### [INSTRUCTIONS TO FOLLOW]
Each record is to be transcribed exactly.

Dataset listings of figures
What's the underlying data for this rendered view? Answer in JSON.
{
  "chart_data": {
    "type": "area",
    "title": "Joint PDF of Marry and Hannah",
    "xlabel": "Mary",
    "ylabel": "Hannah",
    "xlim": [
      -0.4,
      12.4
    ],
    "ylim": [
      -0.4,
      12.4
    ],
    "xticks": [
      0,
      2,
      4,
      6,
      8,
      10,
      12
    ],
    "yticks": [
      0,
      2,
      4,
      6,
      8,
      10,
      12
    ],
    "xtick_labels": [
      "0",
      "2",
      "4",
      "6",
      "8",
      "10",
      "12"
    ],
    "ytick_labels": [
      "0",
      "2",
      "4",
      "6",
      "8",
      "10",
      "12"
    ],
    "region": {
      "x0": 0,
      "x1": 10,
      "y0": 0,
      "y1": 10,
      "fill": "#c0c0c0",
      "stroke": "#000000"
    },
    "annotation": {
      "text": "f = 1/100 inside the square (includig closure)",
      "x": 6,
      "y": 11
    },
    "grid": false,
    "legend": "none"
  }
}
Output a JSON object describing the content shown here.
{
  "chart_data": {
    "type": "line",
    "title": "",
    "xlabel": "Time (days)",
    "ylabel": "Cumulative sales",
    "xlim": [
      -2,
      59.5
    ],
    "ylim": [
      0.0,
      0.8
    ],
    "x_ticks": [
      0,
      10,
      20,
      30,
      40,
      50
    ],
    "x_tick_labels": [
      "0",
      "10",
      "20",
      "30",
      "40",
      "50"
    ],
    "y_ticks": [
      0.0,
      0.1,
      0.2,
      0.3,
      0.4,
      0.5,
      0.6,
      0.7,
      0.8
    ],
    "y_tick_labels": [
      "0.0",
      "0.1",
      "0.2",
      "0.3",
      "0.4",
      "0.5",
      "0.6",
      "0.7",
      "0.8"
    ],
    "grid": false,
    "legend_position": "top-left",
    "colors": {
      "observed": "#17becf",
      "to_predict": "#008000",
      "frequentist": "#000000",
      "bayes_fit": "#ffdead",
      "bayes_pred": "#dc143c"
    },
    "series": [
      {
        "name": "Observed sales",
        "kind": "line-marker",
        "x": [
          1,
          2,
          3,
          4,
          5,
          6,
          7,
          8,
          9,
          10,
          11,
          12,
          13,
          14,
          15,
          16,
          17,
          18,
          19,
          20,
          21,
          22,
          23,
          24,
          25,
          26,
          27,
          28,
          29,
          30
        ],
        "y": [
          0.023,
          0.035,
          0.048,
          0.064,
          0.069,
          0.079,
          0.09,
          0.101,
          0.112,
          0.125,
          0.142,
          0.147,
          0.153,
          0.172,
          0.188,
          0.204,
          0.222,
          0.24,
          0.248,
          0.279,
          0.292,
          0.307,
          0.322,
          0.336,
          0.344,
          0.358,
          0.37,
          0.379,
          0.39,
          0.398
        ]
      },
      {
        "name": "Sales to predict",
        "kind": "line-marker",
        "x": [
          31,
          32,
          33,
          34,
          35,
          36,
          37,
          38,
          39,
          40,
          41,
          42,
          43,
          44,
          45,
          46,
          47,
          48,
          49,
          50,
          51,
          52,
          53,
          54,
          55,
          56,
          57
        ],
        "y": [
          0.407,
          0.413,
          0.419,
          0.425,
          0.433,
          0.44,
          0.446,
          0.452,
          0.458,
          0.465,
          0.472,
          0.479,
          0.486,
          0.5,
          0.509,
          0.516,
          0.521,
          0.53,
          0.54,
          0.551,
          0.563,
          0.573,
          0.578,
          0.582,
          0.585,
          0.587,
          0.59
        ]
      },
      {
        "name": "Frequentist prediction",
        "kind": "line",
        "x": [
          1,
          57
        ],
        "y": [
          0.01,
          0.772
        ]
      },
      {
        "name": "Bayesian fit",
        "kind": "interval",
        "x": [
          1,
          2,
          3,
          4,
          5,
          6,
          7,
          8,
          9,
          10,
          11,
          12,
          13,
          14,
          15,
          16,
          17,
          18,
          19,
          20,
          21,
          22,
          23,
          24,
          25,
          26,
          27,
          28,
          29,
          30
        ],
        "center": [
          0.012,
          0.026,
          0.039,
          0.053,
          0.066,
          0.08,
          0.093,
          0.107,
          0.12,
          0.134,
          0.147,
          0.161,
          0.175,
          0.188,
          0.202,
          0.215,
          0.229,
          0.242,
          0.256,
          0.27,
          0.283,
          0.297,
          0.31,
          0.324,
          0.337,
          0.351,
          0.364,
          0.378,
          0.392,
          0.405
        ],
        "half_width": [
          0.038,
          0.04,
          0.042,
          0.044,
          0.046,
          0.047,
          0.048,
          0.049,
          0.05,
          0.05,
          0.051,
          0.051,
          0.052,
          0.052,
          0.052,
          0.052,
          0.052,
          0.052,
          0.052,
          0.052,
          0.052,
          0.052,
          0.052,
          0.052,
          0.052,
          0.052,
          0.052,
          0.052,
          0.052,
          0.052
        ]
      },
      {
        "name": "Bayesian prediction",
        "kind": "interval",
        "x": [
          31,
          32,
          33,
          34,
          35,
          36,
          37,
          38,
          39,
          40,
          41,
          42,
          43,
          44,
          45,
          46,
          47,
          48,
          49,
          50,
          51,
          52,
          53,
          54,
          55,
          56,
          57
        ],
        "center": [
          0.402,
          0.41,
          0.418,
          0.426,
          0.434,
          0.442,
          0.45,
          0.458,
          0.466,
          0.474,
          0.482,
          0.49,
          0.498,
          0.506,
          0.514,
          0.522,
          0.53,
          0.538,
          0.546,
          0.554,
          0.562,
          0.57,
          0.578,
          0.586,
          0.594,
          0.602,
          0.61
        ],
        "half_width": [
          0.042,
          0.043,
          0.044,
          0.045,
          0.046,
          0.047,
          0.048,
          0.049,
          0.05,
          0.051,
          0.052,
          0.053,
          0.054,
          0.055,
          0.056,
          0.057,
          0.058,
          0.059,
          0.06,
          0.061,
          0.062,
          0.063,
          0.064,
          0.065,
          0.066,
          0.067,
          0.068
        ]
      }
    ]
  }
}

### [WRITTEN ANSWER]
What's the underlying data for this rendered view? Answer in JSON.
{
  "chart_data": {
    "type": "area",
    "title": "Joint PDF of Marry and Hannah",
    "xlabel": "Mary",
    "ylabel": "Hannah",
    "xlim": [
      -0.4,
      12.4
    ],
    "ylim": [
      -0.4,
      12.4
    ],
    "xticks": [
      0,
      2,
      4,
      6,
      8,
      10,
      12
    ],
    "yticks": [
      0,
      2,
      4,
      6,
      8,
      10,
      12
    ],
    "xtick_labels": [
      "0",
      "2",
      "4",
      "6",
      "8",
      "10",
      "12"
    ],
    "ytick_labels": [
      "0",
      "2",
      "4",
      "6",
      "8",
      "10",
      "12"
    ],
    "region": {
      "x0": 0,
      "x1": 10,
      "y0": 0,
      "y1": 10,
      "fill": "#c0c0c0",
      "stroke": "#000000"
    },
    "annotation": {
      "text": "f = 1/100 inside the square (includig closure)",
      "x": 6,
      "y": 11
    },
    "grid": false,
    "legend": "none"
  }
}
Output a JSON object describing the content shown here.
{
  "chart_data": {
    "type": "line",
    "title": "",
    "xlabel": "Time (days)",
    "ylabel": "Cumulative sales",
    "xlim": [
      -2,
      59.5
    ],
    "ylim": [
      0.0,
      0.8
    ],
    "x_ticks": [
      0,
      10,
      20,
      30,
      40,
      50
    ],
    "x_tick_labels": [
      "0",
      "10",
      "20",
      "30",
      "40",
      "50"
    ],
    "y_ticks": [
      0.0,
      0.1,
      0.2,
      0.3,
      0.4,
      0.5,
      0.6,
      0.7,
      0.8
    ],
    "y_tick_labels": [
      "0.0",
      "0.1",
      "0.2",
      "0.3",
      "0.4",
      "0.5",
      "0.6",
      "0.7",
      "0.8"
    ],
    "grid": false,
    "legend_position": "top-left",
    "colors": {
      "observed": "#17becf",
      "to_predict": "#008000",
      "frequentist": "#000000",
      "bayes_fit": "#ffdead",
      "bayes_pred": "#dc143c"
    },
    "series": [
      {
        "name": "Observed sales",
        "kind": "line-marker",
        "x": [
          1,
          2,
          3,
          4,
          5,
          6,
          7,
          8,
          9,
          10,
          11,
          12,
          13,
          14,
          15,
          16,
          17,
          18,
          19,
          20,
          21,
          22,
          23,
          24,
          25,
          26,
          27,
          28,
          29,
          30
        ],
        "y": [
          0.023,
          0.035,
          0.048,
          0.064,
          0.069,
          0.079,
          0.09,
          0.101,
          0.112,
          0.125,
          0.142,
          0.147,
          0.153,
          0.172,
          0.188,
          0.204,
          0.222,
          0.24,
          0.248,
          0.279,
          0.292,
          0.307,
          0.322,
          0.336,
          0.344,
          0.358,
          0.37,
          0.379,
          0.39,
          0.398
        ]
      },
      {
        "name": "Sales to predict",
        "kind": "line-marker",
        "x": [
          31,
          32,
          33,
          34,
          35,
          36,
          37,
          38,
          39,
          40,
          41,
          42,
          43,
          44,
          45,
          46,
          47,
          48,
          49,
          50,
          51,
          52,
          53,
          54,
          55,
          56,
          57
        ],
        "y": [
          0.407,
          0.413,
          0.419,
          0.425,
          0.433,
          0.44,
          0.446,
          0.452,
          0.458,
          0.465,
          0.472,
          0.479,
          0.486,
          0.5,
          0.509,
          0.516,
          0.521,
          0.53,
          0.54,
          0.551,
          0.563,
          0.573,
          0.578,
          0.582,
          0.585,
          0.587,
          0.59
        ]
      },
      {
        "name": "Frequentist prediction",
        "kind": "line",
        "x": [
          1,
          57
        ],
        "y": [
          0.01,
          0.772
        ]
      },
      {
        "name": "Bayesian fit",
        "kind": "interval",
        "x": [
          1,
          2,
          3,
          4,
          5,
          6,
          7,
          8,
          9,
          10,
          11,
          12,
          13,
          14,
          15,
          16,
          17,
          18,
          19,
          20,
          21,
          22,
          23,
          24,
          25,
          26,
          27,
          28,
          29,
          30
        ],
        "center": [
          0.012,
          0.026,
          0.039,
          0.053,
          0.066,
          0.08,
          0.093,
          0.107,
          0.12,
          0.134,
          0.147,
          0.161,
          0.175,
          0.188,
          0.202,
          0.215,
          0.229,
          0.242,
          0.256,
          0.27,
          0.283,
          0.297,
          0.31,
          0.324,
          0.337,
          0.351,
          0.364,
          0.378,
          0.392,
          0.405
        ],
        "half_width": [
          0.038,
          0.04,
          0.042,
          0.044,
          0.046,
          0.047,
          0.048,
          0.049,
          0.05,
          0.05,
          0.051,
          0.051,
          0.052,
          0.052,
          0.052,
          0.052,
          0.052,
          0.052,
          0.052,
          0.052,
          0.052,
          0.052,
          0.052,
          0.052,
          0.052,
          0.052,
          0.052,
          0.052,
          0.052,
          0.052
        ]
      },
      {
        "name": "Bayesian prediction",
        "kind": "interval",
        "x": [
          31,
          32,
          33,
          34,
          35,
          36,
          37,
          38,
          39,
          40,
          41,
          42,
          43,
          44,
          45,
          46,
          47,
          48,
          49,
          50,
          51,
          52,
          53,
          54,
          55,
          56,
          57
        ],
        "center": [
          0.402,
          0.41,
          0.418,
          0.426,
          0.434,
          0.442,
          0.45,
          0.458,
          0.466,
          0.474,
          0.482,
          0.49,
          0.498,
          0.506,
          0.514,
          0.522,
          0.53,
          0.538,
          0.546,
          0.554,
          0.562,
          0.57,
          0.578,
          0.586,
          0.594,
          0.602,
          0.61
        ],
        "half_width": [
          0.042,
          0.043,
          0.044,
          0.045,
          0.046,
          0.047,
          0.048,
          0.049,
          0.05,
          0.051,
          0.052,
          0.053,
          0.054,
          0.055,
          0.056,
          0.057,
          0.058,
          0.059,
          0.06,
          0.061,
          0.062,
          0.063,
          0.064,
          0.065,
          0.066,
          0.067,
          0.068
        ]
      }
    ]
  }
}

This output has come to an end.